Set down the data below without change, skipping the pictures it holds.
## Start RECORDS FOR THIS EXERCISE
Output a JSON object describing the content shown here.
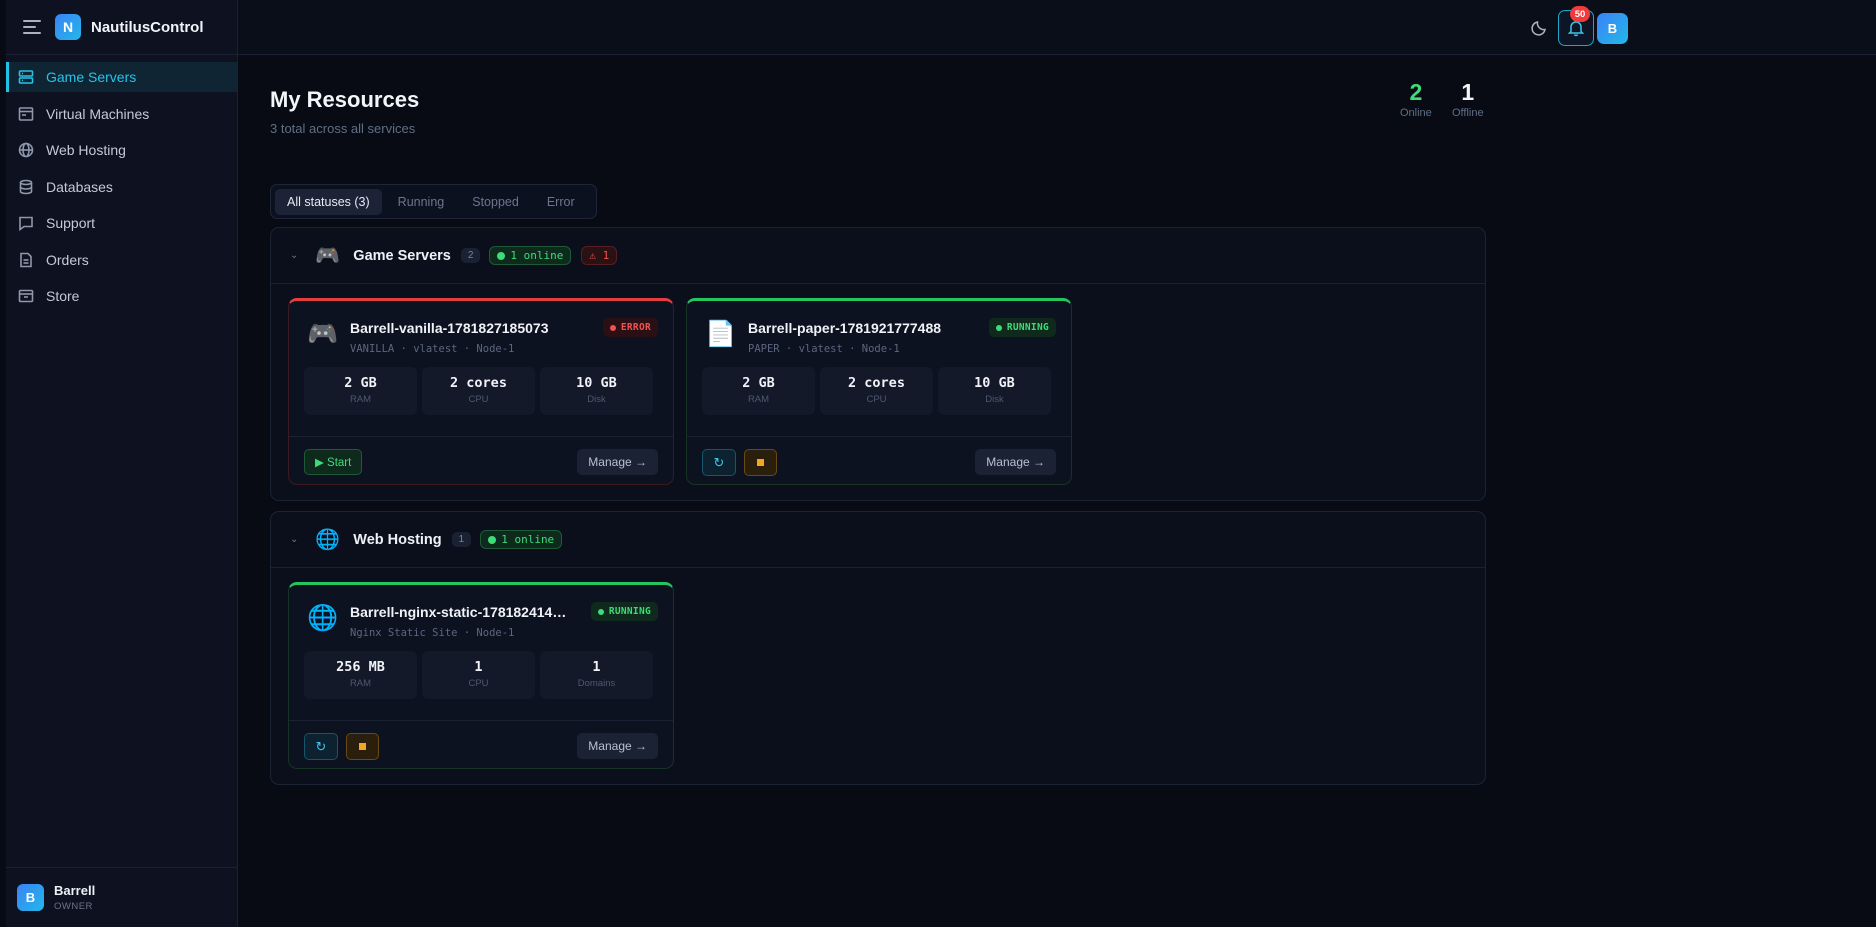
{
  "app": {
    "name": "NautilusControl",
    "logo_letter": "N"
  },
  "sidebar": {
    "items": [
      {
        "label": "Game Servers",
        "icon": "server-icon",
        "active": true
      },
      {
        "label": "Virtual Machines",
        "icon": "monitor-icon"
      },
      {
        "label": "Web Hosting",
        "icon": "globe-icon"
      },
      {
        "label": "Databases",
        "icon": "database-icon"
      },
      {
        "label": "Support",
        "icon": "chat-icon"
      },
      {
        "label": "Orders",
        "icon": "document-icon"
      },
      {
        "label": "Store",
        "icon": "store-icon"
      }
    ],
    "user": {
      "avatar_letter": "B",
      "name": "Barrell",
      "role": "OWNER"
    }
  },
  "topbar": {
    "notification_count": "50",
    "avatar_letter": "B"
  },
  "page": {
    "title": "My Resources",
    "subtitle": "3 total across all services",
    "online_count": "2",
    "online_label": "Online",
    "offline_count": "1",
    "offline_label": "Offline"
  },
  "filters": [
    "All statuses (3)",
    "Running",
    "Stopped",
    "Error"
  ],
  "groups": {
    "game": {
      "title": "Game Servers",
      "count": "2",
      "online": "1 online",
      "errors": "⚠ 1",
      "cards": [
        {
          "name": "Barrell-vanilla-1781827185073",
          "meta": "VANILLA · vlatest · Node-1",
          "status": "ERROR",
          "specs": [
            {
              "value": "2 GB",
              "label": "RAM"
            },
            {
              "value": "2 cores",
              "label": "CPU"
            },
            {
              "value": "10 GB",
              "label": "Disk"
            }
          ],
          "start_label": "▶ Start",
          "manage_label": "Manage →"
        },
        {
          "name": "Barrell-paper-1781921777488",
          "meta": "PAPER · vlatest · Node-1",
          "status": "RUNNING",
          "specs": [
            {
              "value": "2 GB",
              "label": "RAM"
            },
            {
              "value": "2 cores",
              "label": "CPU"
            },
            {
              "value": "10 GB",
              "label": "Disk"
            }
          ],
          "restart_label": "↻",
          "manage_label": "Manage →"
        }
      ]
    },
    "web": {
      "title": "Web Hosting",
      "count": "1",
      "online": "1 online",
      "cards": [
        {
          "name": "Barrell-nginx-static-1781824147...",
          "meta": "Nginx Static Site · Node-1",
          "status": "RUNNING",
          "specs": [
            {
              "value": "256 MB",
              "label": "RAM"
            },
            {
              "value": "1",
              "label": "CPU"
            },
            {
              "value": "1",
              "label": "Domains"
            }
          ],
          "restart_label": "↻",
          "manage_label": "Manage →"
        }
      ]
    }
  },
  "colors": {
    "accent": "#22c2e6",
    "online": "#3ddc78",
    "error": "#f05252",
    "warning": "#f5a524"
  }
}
## End RECORDS FOR THIS EXERCISE
▶ _TASK SOLUTION_
Output a JSON object describing the content shown here.
{
  "app": {
    "name": "NautilusControl",
    "logo_letter": "N"
  },
  "sidebar": {
    "items": [
      {
        "label": "Game Servers",
        "icon": "server-icon",
        "active": true
      },
      {
        "label": "Virtual Machines",
        "icon": "monitor-icon"
      },
      {
        "label": "Web Hosting",
        "icon": "globe-icon"
      },
      {
        "label": "Databases",
        "icon": "database-icon"
      },
      {
        "label": "Support",
        "icon": "chat-icon"
      },
      {
        "label": "Orders",
        "icon": "document-icon"
      },
      {
        "label": "Store",
        "icon": "store-icon"
      }
    ],
    "user": {
      "avatar_letter": "B",
      "name": "Barrell",
      "role": "OWNER"
    }
  },
  "topbar": {
    "notification_count": "50",
    "avatar_letter": "B"
  },
  "page": {
    "title": "My Resources",
    "subtitle": "3 total across all services",
    "online_count": "2",
    "online_label": "Online",
    "offline_count": "1",
    "offline_label": "Offline"
  },
  "filters": [
    "All statuses (3)",
    "Running",
    "Stopped",
    "Error"
  ],
  "groups": {
    "game": {
      "title": "Game Servers",
      "count": "2",
      "online": "1 online",
      "errors": "⚠ 1",
      "cards": [
        {
          "name": "Barrell-vanilla-1781827185073",
          "meta": "VANILLA · vlatest · Node-1",
          "status": "ERROR",
          "specs": [
            {
              "value": "2 GB",
              "label": "RAM"
            },
            {
              "value": "2 cores",
              "label": "CPU"
            },
            {
              "value": "10 GB",
              "label": "Disk"
            }
          ],
          "start_label": "▶ Start",
          "manage_label": "Manage →"
        },
        {
          "name": "Barrell-paper-1781921777488",
          "meta": "PAPER · vlatest · Node-1",
          "status": "RUNNING",
          "specs": [
            {
              "value": "2 GB",
              "label": "RAM"
            },
            {
              "value": "2 cores",
              "label": "CPU"
            },
            {
              "value": "10 GB",
              "label": "Disk"
            }
          ],
          "restart_label": "↻",
          "manage_label": "Manage →"
        }
      ]
    },
    "web": {
      "title": "Web Hosting",
      "count": "1",
      "online": "1 online",
      "cards": [
        {
          "name": "Barrell-nginx-static-1781824147...",
          "meta": "Nginx Static Site · Node-1",
          "status": "RUNNING",
          "specs": [
            {
              "value": "256 MB",
              "label": "RAM"
            },
            {
              "value": "1",
              "label": "CPU"
            },
            {
              "value": "1",
              "label": "Domains"
            }
          ],
          "restart_label": "↻",
          "manage_label": "Manage →"
        }
      ]
    }
  },
  "colors": {
    "accent": "#22c2e6",
    "online": "#3ddc78",
    "error": "#f05252",
    "warning": "#f5a524"
  }
}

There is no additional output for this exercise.